- [DIRECTIONS FOR THIS TASK]:
Identify the lines holding "pour" and copy them.

Data records

****************************************

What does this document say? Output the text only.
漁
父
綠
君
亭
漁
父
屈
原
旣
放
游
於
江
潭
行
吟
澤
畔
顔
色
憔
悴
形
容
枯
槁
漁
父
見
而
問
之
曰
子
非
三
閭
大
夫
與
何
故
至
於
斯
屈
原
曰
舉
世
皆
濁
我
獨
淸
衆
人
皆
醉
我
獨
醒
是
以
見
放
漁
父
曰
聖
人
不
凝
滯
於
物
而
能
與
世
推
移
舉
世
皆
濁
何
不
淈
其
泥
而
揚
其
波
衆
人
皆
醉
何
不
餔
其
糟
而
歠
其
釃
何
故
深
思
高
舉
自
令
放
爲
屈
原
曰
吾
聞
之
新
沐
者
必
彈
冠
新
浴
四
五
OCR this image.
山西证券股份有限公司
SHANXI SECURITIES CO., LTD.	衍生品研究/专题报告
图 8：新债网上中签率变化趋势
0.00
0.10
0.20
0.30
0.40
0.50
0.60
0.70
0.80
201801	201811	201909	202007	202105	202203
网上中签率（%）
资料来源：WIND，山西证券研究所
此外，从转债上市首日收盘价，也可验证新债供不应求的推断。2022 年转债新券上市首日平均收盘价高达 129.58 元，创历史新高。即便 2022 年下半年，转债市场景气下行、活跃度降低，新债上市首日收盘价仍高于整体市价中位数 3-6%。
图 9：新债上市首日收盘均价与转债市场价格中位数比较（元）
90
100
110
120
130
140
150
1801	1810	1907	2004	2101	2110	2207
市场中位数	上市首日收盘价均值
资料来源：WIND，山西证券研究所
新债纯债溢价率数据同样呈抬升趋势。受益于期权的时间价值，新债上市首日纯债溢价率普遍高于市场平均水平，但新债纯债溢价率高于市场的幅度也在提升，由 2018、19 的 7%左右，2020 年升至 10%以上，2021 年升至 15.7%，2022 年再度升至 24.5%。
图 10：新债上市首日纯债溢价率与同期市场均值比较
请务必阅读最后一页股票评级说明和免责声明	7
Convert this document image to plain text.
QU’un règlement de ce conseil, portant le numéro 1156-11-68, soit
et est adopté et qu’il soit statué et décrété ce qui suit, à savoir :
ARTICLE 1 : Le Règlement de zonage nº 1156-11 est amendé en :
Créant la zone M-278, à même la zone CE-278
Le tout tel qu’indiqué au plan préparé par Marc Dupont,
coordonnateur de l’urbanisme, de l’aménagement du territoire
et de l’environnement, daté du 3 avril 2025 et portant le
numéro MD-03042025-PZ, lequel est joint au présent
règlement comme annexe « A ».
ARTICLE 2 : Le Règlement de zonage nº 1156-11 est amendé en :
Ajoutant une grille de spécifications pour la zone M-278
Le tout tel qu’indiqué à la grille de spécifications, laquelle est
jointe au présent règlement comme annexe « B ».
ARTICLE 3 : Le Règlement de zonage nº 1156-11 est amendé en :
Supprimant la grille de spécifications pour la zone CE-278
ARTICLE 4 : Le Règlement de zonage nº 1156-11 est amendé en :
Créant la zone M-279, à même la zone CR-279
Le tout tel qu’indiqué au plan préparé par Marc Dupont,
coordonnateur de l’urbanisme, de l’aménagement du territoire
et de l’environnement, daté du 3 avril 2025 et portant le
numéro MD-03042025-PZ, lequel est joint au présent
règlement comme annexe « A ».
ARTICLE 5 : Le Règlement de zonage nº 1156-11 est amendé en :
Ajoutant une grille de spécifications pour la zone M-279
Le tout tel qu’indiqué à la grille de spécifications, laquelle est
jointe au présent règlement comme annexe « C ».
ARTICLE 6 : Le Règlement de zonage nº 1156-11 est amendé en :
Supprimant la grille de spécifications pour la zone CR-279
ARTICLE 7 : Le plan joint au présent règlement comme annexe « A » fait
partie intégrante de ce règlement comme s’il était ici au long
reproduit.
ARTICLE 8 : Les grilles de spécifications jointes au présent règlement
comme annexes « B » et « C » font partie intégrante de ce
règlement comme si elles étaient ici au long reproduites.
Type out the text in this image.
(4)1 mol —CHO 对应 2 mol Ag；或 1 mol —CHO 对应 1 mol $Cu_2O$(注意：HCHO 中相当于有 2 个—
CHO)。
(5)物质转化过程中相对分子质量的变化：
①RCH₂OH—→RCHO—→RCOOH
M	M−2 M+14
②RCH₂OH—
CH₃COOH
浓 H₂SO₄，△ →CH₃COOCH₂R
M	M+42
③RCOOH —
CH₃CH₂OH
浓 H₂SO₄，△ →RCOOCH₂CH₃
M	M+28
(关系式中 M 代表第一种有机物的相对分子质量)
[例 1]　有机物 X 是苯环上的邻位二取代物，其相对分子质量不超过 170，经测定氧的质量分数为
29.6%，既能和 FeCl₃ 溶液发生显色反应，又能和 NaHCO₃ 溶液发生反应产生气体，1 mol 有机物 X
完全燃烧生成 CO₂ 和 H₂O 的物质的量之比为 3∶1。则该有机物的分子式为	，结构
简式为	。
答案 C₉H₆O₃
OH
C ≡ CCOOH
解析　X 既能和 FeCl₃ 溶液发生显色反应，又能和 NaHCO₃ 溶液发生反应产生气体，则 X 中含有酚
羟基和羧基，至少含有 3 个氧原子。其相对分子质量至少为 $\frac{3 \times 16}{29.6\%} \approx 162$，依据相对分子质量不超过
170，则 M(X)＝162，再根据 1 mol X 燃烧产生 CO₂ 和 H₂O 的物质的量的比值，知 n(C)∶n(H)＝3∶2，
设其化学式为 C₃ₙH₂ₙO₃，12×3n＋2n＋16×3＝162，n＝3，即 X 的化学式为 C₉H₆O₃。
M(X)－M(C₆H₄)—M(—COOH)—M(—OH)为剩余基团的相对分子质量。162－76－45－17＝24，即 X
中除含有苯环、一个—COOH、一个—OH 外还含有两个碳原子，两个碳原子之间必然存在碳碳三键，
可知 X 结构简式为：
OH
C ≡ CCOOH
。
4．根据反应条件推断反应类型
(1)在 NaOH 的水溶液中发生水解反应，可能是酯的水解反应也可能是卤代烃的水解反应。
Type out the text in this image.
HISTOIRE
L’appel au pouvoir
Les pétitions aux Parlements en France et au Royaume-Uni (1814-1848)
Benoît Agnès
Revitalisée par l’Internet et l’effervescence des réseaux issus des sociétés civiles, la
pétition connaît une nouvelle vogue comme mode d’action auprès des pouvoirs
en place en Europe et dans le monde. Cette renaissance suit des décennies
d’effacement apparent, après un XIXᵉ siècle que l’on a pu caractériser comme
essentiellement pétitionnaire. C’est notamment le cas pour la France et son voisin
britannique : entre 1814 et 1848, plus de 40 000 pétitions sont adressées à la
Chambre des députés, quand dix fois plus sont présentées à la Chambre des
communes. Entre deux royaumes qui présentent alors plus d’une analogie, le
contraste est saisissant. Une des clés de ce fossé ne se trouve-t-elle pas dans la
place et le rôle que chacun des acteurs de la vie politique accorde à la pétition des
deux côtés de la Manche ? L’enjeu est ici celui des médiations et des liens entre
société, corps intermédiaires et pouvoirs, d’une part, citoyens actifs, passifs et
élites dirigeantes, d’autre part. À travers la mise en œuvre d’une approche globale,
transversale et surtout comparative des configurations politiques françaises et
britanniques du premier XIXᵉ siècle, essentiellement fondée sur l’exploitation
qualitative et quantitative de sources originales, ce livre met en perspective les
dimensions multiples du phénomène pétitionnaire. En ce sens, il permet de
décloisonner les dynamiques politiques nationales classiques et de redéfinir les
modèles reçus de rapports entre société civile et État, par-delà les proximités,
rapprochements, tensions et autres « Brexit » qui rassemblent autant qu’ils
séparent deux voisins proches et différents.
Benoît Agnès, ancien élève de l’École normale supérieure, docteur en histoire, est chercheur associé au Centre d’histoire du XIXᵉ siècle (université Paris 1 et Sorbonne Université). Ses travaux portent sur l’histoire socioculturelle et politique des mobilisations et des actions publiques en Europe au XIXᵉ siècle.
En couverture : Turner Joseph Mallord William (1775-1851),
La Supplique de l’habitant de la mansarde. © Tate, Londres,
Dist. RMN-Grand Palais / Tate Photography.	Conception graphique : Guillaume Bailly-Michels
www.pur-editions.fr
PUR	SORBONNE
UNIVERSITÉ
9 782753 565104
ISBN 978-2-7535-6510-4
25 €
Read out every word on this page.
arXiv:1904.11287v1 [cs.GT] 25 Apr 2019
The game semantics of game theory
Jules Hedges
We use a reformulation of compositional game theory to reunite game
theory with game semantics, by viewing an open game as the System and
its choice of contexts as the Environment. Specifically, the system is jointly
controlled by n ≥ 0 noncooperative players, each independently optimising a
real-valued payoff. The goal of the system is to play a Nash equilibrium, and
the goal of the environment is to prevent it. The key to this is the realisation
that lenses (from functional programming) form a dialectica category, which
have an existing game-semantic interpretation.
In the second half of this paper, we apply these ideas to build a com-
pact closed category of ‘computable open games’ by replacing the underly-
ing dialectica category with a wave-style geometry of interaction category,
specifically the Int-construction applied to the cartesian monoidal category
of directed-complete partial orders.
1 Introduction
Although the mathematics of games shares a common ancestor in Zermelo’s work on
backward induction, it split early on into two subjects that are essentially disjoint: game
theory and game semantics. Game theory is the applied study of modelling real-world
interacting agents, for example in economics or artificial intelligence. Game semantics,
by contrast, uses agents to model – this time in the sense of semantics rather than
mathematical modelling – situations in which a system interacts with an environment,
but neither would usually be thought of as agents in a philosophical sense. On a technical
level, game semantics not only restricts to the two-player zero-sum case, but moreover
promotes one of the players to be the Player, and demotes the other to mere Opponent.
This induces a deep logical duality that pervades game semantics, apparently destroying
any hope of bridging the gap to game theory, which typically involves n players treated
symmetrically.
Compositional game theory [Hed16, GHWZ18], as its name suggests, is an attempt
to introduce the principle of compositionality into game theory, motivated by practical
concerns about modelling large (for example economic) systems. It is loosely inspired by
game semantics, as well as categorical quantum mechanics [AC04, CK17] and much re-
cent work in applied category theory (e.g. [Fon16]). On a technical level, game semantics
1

****************************************

- [TASK RESPONSE]:
Ajoutant une grille de spécifications pour la zone M-278
Supprimant la grille de spécifications pour la zone CE-278
Ajoutant une grille de spécifications pour la zone M-279
Supprimant la grille de spécifications pour la zone CR-279
essentiellement pétitionnaire. C’est notamment le cas pour la France et son voisin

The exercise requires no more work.